- [PROBLEM TO SOLVE]:
The records below must be output exactly, without pictures.

- [SOURCE MATERIAL]:
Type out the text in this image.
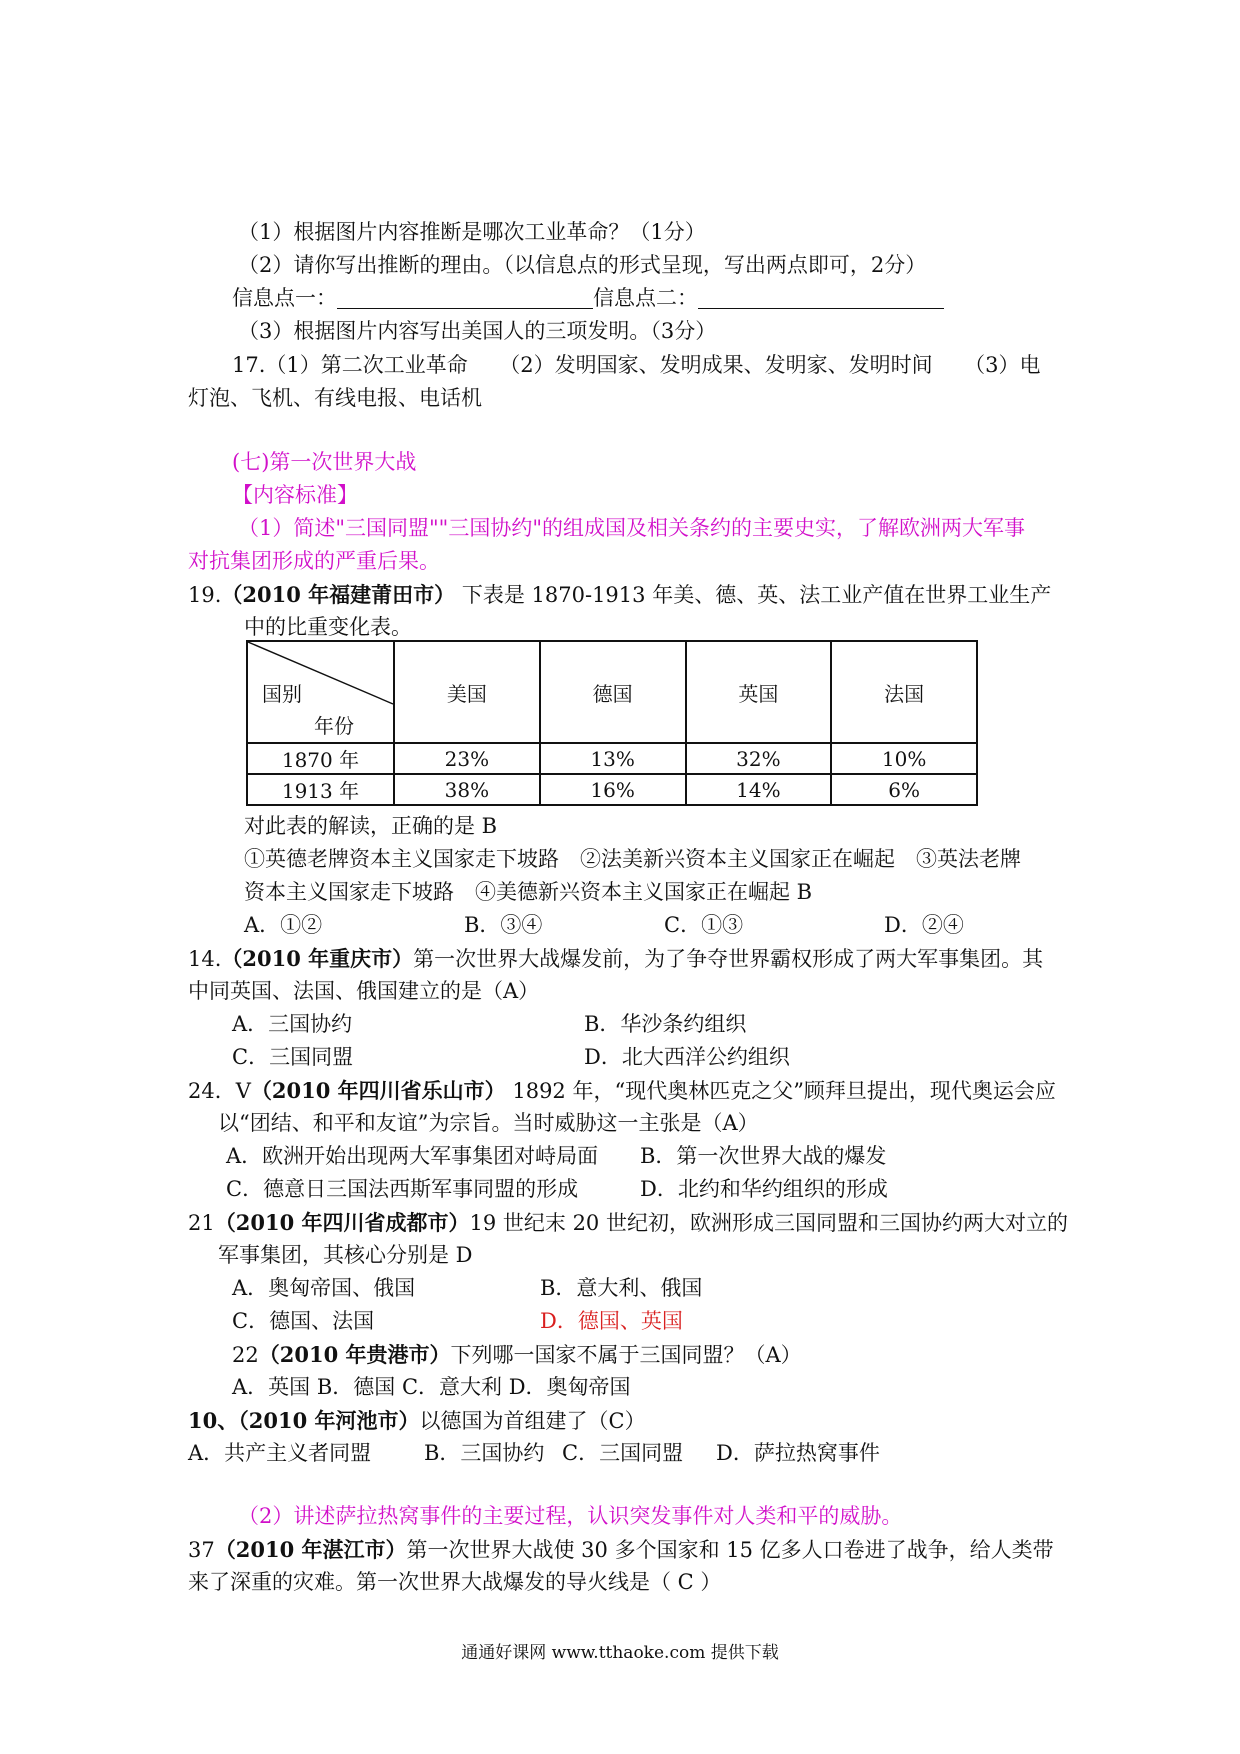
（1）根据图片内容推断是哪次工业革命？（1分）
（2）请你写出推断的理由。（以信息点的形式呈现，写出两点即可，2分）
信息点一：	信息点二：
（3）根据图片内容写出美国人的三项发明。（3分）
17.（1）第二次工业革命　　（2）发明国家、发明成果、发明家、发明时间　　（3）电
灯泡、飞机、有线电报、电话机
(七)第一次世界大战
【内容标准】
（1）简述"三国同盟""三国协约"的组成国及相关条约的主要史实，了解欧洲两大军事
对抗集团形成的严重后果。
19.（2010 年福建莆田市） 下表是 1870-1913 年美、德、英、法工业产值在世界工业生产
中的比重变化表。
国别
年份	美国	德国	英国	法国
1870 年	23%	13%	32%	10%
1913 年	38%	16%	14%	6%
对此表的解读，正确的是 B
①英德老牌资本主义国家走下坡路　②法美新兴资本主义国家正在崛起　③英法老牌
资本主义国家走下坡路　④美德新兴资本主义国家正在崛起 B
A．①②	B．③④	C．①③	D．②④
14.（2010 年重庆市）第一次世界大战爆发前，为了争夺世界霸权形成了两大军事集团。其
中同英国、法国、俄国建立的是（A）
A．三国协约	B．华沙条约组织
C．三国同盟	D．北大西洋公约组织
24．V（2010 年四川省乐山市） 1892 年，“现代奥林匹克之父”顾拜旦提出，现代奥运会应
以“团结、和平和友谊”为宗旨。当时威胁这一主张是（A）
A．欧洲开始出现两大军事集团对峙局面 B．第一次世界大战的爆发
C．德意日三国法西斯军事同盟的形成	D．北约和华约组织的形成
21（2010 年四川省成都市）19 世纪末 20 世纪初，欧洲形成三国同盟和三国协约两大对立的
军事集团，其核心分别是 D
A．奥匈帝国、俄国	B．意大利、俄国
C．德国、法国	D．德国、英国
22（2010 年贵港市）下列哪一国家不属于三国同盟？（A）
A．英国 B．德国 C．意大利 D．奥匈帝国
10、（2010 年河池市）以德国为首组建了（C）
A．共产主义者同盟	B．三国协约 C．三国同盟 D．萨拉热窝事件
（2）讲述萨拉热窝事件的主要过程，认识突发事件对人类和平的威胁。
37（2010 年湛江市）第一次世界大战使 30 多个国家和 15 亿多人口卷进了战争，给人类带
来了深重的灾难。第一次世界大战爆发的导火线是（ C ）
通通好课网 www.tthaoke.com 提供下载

- [SOLVED EXERCISE]:
Type out the text in this image.
（1）根据图片内容推断是哪次工业革命？（1分）
（2）请你写出推断的理由。（以信息点的形式呈现，写出两点即可，2分）
信息点一：	信息点二：
（3）根据图片内容写出美国人的三项发明。（3分）
17.（1）第二次工业革命　　（2）发明国家、发明成果、发明家、发明时间　　（3）电
灯泡、飞机、有线电报、电话机
(七)第一次世界大战
【内容标准】
（1）简述"三国同盟""三国协约"的组成国及相关条约的主要史实，了解欧洲两大军事
对抗集团形成的严重后果。
19.（2010 年福建莆田市） 下表是 1870-1913 年美、德、英、法工业产值在世界工业生产
中的比重变化表。
国别
年份	美国	德国	英国	法国
1870 年	23%	13%	32%	10%
1913 年	38%	16%	14%	6%
对此表的解读，正确的是 B
①英德老牌资本主义国家走下坡路　②法美新兴资本主义国家正在崛起　③英法老牌
资本主义国家走下坡路　④美德新兴资本主义国家正在崛起 B
A．①②	B．③④	C．①③	D．②④
14.（2010 年重庆市）第一次世界大战爆发前，为了争夺世界霸权形成了两大军事集团。其
中同英国、法国、俄国建立的是（A）
A．三国协约	B．华沙条约组织
C．三国同盟	D．北大西洋公约组织
24．V（2010 年四川省乐山市） 1892 年，“现代奥林匹克之父”顾拜旦提出，现代奥运会应
以“团结、和平和友谊”为宗旨。当时威胁这一主张是（A）
A．欧洲开始出现两大军事集团对峙局面 B．第一次世界大战的爆发
C．德意日三国法西斯军事同盟的形成	D．北约和华约组织的形成
21（2010 年四川省成都市）19 世纪末 20 世纪初，欧洲形成三国同盟和三国协约两大对立的
军事集团，其核心分别是 D
A．奥匈帝国、俄国	B．意大利、俄国
C．德国、法国	D．德国、英国
22（2010 年贵港市）下列哪一国家不属于三国同盟？（A）
A．英国 B．德国 C．意大利 D．奥匈帝国
10、（2010 年河池市）以德国为首组建了（C）
A．共产主义者同盟	B．三国协约 C．三国同盟 D．萨拉热窝事件
（2）讲述萨拉热窝事件的主要过程，认识突发事件对人类和平的威胁。
37（2010 年湛江市）第一次世界大战使 30 多个国家和 15 亿多人口卷进了战争，给人类带
来了深重的灾难。第一次世界大战爆发的导火线是（ C ）
通通好课网 www.tthaoke.com 提供下载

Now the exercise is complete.